**GOAL**
Copy out the lines that include the word "dont".

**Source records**
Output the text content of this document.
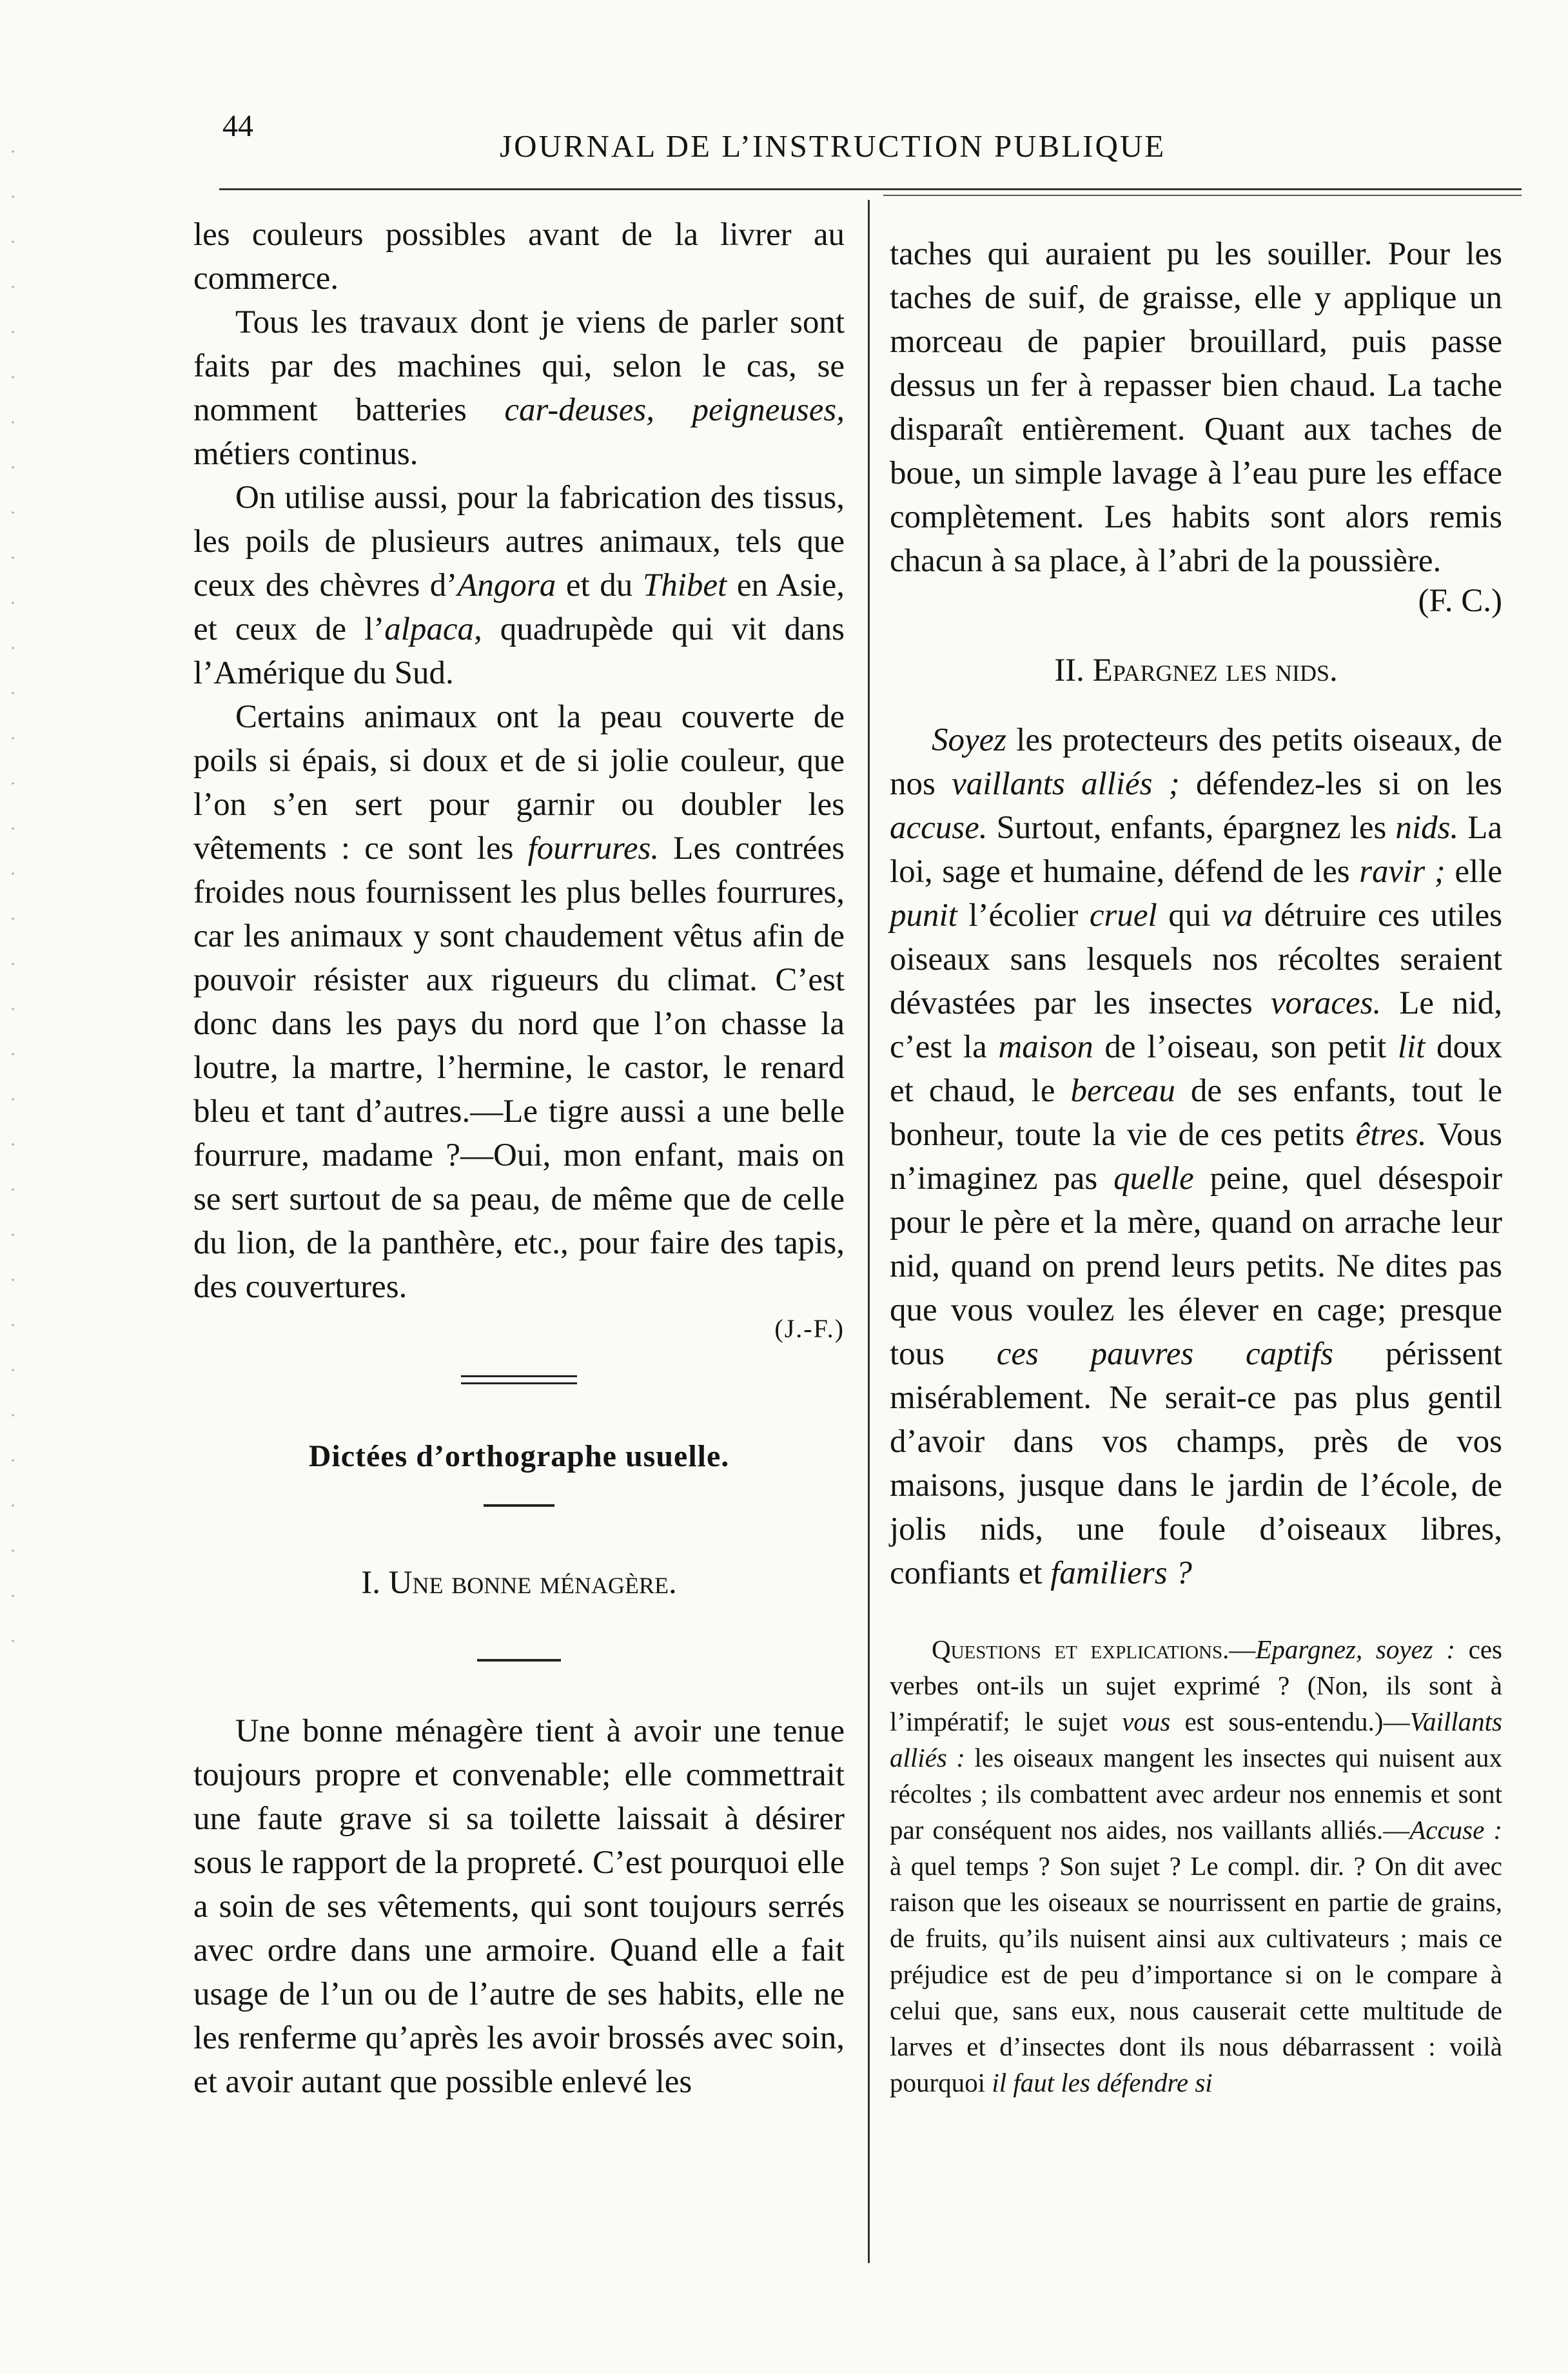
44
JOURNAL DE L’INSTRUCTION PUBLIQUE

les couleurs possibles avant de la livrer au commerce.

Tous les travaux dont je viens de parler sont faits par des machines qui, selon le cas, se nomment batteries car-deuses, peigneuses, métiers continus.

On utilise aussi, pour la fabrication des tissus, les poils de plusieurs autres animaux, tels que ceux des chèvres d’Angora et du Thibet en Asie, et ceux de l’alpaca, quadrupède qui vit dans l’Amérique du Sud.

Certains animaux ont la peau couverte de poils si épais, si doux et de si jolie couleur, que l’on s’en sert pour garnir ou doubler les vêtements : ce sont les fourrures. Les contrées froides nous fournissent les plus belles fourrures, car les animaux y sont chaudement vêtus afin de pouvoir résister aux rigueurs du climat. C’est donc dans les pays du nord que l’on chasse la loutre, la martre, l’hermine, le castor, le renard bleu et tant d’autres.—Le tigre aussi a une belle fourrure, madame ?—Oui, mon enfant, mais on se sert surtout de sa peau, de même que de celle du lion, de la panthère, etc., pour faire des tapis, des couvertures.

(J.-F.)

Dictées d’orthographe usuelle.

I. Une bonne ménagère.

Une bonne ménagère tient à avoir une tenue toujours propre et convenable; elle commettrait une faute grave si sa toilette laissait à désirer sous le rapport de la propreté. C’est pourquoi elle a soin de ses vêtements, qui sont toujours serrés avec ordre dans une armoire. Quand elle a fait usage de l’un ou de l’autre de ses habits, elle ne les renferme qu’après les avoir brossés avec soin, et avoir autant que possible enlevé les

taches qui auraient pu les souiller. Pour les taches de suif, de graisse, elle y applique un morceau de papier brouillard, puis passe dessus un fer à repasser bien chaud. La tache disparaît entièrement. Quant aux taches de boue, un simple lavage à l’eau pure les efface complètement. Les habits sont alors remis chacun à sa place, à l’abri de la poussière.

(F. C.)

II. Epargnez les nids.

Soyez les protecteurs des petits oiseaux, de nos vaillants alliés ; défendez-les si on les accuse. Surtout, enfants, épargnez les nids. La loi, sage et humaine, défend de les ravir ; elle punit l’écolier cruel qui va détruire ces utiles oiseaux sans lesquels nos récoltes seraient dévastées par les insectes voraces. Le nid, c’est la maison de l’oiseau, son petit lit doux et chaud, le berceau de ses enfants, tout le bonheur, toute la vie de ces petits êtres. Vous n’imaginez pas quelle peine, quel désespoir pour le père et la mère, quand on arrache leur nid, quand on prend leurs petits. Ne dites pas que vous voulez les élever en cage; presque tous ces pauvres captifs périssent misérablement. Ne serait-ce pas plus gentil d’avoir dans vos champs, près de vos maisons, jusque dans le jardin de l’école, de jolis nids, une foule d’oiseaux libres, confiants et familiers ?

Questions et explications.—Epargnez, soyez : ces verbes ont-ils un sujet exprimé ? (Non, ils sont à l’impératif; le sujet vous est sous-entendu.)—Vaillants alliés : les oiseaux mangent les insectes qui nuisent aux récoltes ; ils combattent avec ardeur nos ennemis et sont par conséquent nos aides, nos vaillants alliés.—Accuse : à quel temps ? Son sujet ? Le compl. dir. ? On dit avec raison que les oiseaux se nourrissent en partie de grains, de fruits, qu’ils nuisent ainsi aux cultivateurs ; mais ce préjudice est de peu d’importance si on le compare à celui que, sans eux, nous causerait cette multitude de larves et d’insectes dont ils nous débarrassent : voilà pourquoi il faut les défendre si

**REPLY TO THE EXERCISE**
Tous les travaux dont je viens de parler sont faits par des machines qui, selon le cas, se nomment batteries car-deuses, peigneuses, métiers continus.
Questions et explications.—Epargnez, soyez : ces verbes ont-ils un sujet exprimé ? (Non, ils sont à l’impératif; le sujet vous est sous-entendu.)—Vaillants alliés : les oiseaux mangent les insectes qui nuisent aux récoltes ; ils combattent avec ardeur nos ennemis et sont par conséquent nos aides, nos vaillants alliés.—Accuse : à quel temps ? Son sujet ? Le compl. dir. ? On dit avec raison que les oiseaux se nourrissent en partie de grains, de fruits, qu’ils nuisent ainsi aux cultivateurs ; mais ce préjudice est de peu d’importance si on le compare à celui que, sans eux, nous causerait cette multitude de larves et d’insectes dont ils nous débarrassent : voilà pourquoi il faut les défendre si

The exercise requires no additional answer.